§ EXERCISE INSTRUCTIONS
Without omission or alteration, write out all of the data.

Extracted data entries

Start of Block

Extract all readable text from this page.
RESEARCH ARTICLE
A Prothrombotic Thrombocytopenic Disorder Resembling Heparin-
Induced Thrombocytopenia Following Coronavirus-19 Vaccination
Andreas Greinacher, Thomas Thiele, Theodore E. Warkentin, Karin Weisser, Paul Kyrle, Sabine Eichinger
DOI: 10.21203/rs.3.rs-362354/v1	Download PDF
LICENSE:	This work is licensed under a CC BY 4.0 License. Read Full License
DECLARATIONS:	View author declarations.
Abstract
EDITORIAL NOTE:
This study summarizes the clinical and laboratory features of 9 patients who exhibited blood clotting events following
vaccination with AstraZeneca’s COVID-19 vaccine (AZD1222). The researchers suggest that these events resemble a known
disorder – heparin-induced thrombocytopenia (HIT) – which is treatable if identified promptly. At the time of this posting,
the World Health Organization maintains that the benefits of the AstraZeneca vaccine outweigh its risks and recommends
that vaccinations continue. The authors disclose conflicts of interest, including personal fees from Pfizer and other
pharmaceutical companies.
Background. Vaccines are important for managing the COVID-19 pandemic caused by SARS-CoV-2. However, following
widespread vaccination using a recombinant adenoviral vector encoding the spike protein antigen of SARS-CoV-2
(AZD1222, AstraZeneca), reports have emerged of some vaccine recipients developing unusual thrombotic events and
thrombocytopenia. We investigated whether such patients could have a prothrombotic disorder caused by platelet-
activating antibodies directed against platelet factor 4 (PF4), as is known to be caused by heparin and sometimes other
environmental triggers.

End of Block

§ RESPONSE TO THIS TASK
Extract all readable text from this page.
RESEARCH ARTICLE
A Prothrombotic Thrombocytopenic Disorder Resembling Heparin-
Induced Thrombocytopenia Following Coronavirus-19 Vaccination
Andreas Greinacher, Thomas Thiele, Theodore E. Warkentin, Karin Weisser, Paul Kyrle, Sabine Eichinger
DOI: 10.21203/rs.3.rs-362354/v1	Download PDF
LICENSE:	This work is licensed under a CC BY 4.0 License. Read Full License
DECLARATIONS:	View author declarations.
Abstract
EDITORIAL NOTE:
This study summarizes the clinical and laboratory features of 9 patients who exhibited blood clotting events following
vaccination with AstraZeneca’s COVID-19 vaccine (AZD1222). The researchers suggest that these events resemble a known
disorder – heparin-induced thrombocytopenia (HIT) – which is treatable if identified promptly. At the time of this posting,
the World Health Organization maintains that the benefits of the AstraZeneca vaccine outweigh its risks and recommends
that vaccinations continue. The authors disclose conflicts of interest, including personal fees from Pfizer and other
pharmaceutical companies.
Background. Vaccines are important for managing the COVID-19 pandemic caused by SARS-CoV-2. However, following
widespread vaccination using a recombinant adenoviral vector encoding the spike protein antigen of SARS-CoV-2
(AZD1222, AstraZeneca), reports have emerged of some vaccine recipients developing unusual thrombotic events and
thrombocytopenia. We investigated whether such patients could have a prothrombotic disorder caused by platelet-
activating antibodies directed against platelet factor 4 (PF4), as is known to be caused by heparin and sometimes other
environmental triggers.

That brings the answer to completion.